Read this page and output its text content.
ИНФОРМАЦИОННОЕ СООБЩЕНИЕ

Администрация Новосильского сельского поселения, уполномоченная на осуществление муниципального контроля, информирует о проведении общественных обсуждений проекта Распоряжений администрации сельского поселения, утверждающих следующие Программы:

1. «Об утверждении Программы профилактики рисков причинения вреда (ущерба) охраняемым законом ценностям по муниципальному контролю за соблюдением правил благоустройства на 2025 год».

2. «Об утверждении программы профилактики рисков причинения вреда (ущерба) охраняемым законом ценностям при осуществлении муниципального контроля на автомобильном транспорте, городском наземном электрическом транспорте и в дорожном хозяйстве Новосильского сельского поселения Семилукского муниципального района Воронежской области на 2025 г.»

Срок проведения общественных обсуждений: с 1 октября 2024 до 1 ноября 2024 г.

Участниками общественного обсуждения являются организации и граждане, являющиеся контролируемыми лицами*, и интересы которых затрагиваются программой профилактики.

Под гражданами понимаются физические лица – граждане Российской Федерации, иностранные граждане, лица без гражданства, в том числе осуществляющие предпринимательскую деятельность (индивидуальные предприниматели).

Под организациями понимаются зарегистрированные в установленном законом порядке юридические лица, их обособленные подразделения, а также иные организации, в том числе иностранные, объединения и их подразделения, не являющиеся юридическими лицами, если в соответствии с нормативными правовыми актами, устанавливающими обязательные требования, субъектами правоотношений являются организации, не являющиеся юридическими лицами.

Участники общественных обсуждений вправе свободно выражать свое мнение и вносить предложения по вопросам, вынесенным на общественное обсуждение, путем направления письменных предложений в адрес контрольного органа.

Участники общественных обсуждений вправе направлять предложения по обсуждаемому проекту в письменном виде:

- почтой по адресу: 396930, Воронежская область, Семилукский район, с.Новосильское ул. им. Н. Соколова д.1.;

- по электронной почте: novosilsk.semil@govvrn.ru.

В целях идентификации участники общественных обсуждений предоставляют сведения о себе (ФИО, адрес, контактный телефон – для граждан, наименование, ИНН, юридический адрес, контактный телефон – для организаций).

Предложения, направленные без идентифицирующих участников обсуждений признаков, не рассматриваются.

#### Exercise
Every entry should be printed again exactly as written.

#### Response to the task
Read this page and output its text content.
ИНФОРМАЦИОННОЕ СООБЩЕНИЕ

Администрация Новосильского сельского поселения, уполномоченная на осуществление муниципального контроля, информирует о проведении общественных обсуждений проекта Распоряжений администрации сельского поселения, утверждающих следующие Программы:

1. «Об утверждении Программы профилактики рисков причинения вреда (ущерба) охраняемым законом ценностям по муниципальному контролю за соблюдением правил благоустройства на 2025 год».

2. «Об утверждении программы профилактики рисков причинения вреда (ущерба) охраняемым законом ценностям при осуществлении муниципального контроля на автомобильном транспорте, городском наземном электрическом транспорте и в дорожном хозяйстве Новосильского сельского поселения Семилукского муниципального района Воронежской области на 2025 г.»

Срок проведения общественных обсуждений: с 1 октября 2024 до 1 ноября 2024 г.

Участниками общественного обсуждения являются организации и граждане, являющиеся контролируемыми лицами*, и интересы которых затрагиваются программой профилактики.

Под гражданами понимаются физические лица – граждане Российской Федерации, иностранные граждане, лица без гражданства, в том числе осуществляющие предпринимательскую деятельность (индивидуальные предприниматели).

Под организациями понимаются зарегистрированные в установленном законом порядке юридические лица, их обособленные подразделения, а также иные организации, в том числе иностранные, объединения и их подразделения, не являющиеся юридическими лицами, если в соответствии с нормативными правовыми актами, устанавливающими обязательные требования, субъектами правоотношений являются организации, не являющиеся юридическими лицами.

Участники общественных обсуждений вправе свободно выражать свое мнение и вносить предложения по вопросам, вынесенным на общественное обсуждение, путем направления письменных предложений в адрес контрольного органа.

Участники общественных обсуждений вправе направлять предложения по обсуждаемому проекту в письменном виде:

- почтой по адресу: 396930, Воронежская область, Семилукский район, с.Новосильское ул. им. Н. Соколова д.1.;

- по электронной почте: novosilsk.semil@govvrn.ru.

В целях идентификации участники общественных обсуждений предоставляют сведения о себе (ФИО, адрес, контактный телефон – для граждан, наименование, ИНН, юридический адрес, контактный телефон – для организаций).

Предложения, направленные без идентифицирующих участников обсуждений признаков, не рассматриваются.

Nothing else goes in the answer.